**RECORDS SHOWN**
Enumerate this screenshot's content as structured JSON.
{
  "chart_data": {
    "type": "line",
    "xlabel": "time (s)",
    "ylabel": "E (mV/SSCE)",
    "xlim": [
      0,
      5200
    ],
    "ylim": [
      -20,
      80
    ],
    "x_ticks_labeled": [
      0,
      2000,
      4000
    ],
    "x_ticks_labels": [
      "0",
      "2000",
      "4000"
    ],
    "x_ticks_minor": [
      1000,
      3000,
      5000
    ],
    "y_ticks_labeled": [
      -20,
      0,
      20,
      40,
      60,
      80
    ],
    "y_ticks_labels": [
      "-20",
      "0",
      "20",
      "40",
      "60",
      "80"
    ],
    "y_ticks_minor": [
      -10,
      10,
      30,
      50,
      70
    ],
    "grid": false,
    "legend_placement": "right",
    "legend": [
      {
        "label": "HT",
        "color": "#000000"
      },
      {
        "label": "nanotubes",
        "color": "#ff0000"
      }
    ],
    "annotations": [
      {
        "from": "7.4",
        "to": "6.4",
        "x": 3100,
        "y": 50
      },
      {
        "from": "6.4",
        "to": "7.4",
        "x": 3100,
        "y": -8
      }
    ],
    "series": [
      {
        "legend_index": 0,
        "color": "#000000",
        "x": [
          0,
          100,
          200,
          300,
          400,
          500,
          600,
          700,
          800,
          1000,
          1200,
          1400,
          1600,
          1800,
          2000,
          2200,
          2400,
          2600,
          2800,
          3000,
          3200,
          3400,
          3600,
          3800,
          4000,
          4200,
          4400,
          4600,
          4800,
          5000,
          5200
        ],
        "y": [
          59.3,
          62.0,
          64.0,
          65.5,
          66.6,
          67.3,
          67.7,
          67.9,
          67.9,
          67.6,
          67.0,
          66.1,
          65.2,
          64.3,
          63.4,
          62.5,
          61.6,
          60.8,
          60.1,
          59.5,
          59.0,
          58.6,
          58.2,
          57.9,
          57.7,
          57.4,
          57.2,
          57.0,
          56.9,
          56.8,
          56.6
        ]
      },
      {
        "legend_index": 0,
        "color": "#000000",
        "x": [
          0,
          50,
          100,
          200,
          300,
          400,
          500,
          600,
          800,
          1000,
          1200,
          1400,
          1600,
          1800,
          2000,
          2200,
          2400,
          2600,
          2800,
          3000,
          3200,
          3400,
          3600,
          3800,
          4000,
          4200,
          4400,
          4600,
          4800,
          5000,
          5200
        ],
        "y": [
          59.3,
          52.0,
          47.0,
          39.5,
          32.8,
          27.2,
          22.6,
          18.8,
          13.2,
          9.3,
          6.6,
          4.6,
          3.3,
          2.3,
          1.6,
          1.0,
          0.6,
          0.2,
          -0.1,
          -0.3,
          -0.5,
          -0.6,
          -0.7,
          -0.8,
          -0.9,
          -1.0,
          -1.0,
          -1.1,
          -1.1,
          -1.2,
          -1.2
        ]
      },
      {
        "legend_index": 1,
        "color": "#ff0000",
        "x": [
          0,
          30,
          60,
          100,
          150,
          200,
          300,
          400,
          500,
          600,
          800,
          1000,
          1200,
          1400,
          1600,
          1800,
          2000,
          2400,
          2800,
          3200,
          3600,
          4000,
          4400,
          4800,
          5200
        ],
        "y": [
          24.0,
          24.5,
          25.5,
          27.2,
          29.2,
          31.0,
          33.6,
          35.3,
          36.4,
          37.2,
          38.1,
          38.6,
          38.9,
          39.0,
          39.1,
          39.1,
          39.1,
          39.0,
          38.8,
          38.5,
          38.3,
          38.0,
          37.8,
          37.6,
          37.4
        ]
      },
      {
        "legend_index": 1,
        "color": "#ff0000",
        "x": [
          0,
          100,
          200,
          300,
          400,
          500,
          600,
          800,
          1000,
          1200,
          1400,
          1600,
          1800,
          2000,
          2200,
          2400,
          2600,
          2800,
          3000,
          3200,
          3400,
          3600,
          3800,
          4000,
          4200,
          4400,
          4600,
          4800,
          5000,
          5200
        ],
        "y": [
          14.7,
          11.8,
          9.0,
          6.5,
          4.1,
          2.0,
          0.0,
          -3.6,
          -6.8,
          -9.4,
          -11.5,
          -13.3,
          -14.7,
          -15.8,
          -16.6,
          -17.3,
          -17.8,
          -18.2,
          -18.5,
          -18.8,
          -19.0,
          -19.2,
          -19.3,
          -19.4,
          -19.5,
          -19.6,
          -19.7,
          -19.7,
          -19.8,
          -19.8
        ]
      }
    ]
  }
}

**WHAT NEEDS TO BE DONE**
Retype the entries one by one, exactly.

**RESPONSE**
Enumerate this screenshot's content as structured JSON.
{
  "chart_data": {
    "type": "line",
    "xlabel": "time (s)",
    "ylabel": "E (mV/SSCE)",
    "xlim": [
      0,
      5200
    ],
    "ylim": [
      -20,
      80
    ],
    "x_ticks_labeled": [
      0,
      2000,
      4000
    ],
    "x_ticks_labels": [
      "0",
      "2000",
      "4000"
    ],
    "x_ticks_minor": [
      1000,
      3000,
      5000
    ],
    "y_ticks_labeled": [
      -20,
      0,
      20,
      40,
      60,
      80
    ],
    "y_ticks_labels": [
      "-20",
      "0",
      "20",
      "40",
      "60",
      "80"
    ],
    "y_ticks_minor": [
      -10,
      10,
      30,
      50,
      70
    ],
    "grid": false,
    "legend_placement": "right",
    "legend": [
      {
        "label": "HT",
        "color": "#000000"
      },
      {
        "label": "nanotubes",
        "color": "#ff0000"
      }
    ],
    "annotations": [
      {
        "from": "7.4",
        "to": "6.4",
        "x": 3100,
        "y": 50
      },
      {
        "from": "6.4",
        "to": "7.4",
        "x": 3100,
        "y": -8
      }
    ],
    "series": [
      {
        "legend_index": 0,
        "color": "#000000",
        "x": [
          0,
          100,
          200,
          300,
          400,
          500,
          600,
          700,
          800,
          1000,
          1200,
          1400,
          1600,
          1800,
          2000,
          2200,
          2400,
          2600,
          2800,
          3000,
          3200,
          3400,
          3600,
          3800,
          4000,
          4200,
          4400,
          4600,
          4800,
          5000,
          5200
        ],
        "y": [
          59.3,
          62.0,
          64.0,
          65.5,
          66.6,
          67.3,
          67.7,
          67.9,
          67.9,
          67.6,
          67.0,
          66.1,
          65.2,
          64.3,
          63.4,
          62.5,
          61.6,
          60.8,
          60.1,
          59.5,
          59.0,
          58.6,
          58.2,
          57.9,
          57.7,
          57.4,
          57.2,
          57.0,
          56.9,
          56.8,
          56.6
        ]
      },
      {
        "legend_index": 0,
        "color": "#000000",
        "x": [
          0,
          50,
          100,
          200,
          300,
          400,
          500,
          600,
          800,
          1000,
          1200,
          1400,
          1600,
          1800,
          2000,
          2200,
          2400,
          2600,
          2800,
          3000,
          3200,
          3400,
          3600,
          3800,
          4000,
          4200,
          4400,
          4600,
          4800,
          5000,
          5200
        ],
        "y": [
          59.3,
          52.0,
          47.0,
          39.5,
          32.8,
          27.2,
          22.6,
          18.8,
          13.2,
          9.3,
          6.6,
          4.6,
          3.3,
          2.3,
          1.6,
          1.0,
          0.6,
          0.2,
          -0.1,
          -0.3,
          -0.5,
          -0.6,
          -0.7,
          -0.8,
          -0.9,
          -1.0,
          -1.0,
          -1.1,
          -1.1,
          -1.2,
          -1.2
        ]
      },
      {
        "legend_index": 1,
        "color": "#ff0000",
        "x": [
          0,
          30,
          60,
          100,
          150,
          200,
          300,
          400,
          500,
          600,
          800,
          1000,
          1200,
          1400,
          1600,
          1800,
          2000,
          2400,
          2800,
          3200,
          3600,
          4000,
          4400,
          4800,
          5200
        ],
        "y": [
          24.0,
          24.5,
          25.5,
          27.2,
          29.2,
          31.0,
          33.6,
          35.3,
          36.4,
          37.2,
          38.1,
          38.6,
          38.9,
          39.0,
          39.1,
          39.1,
          39.1,
          39.0,
          38.8,
          38.5,
          38.3,
          38.0,
          37.8,
          37.6,
          37.4
        ]
      },
      {
        "legend_index": 1,
        "color": "#ff0000",
        "x": [
          0,
          100,
          200,
          300,
          400,
          500,
          600,
          800,
          1000,
          1200,
          1400,
          1600,
          1800,
          2000,
          2200,
          2400,
          2600,
          2800,
          3000,
          3200,
          3400,
          3600,
          3800,
          4000,
          4200,
          4400,
          4600,
          4800,
          5000,
          5200
        ],
        "y": [
          14.7,
          11.8,
          9.0,
          6.5,
          4.1,
          2.0,
          0.0,
          -3.6,
          -6.8,
          -9.4,
          -11.5,
          -13.3,
          -14.7,
          -15.8,
          -16.6,
          -17.3,
          -17.8,
          -18.2,
          -18.5,
          -18.8,
          -19.0,
          -19.2,
          -19.3,
          -19.4,
          -19.5,
          -19.6,
          -19.7,
          -19.7,
          -19.8,
          -19.8
        ]
      }
    ]
  }
}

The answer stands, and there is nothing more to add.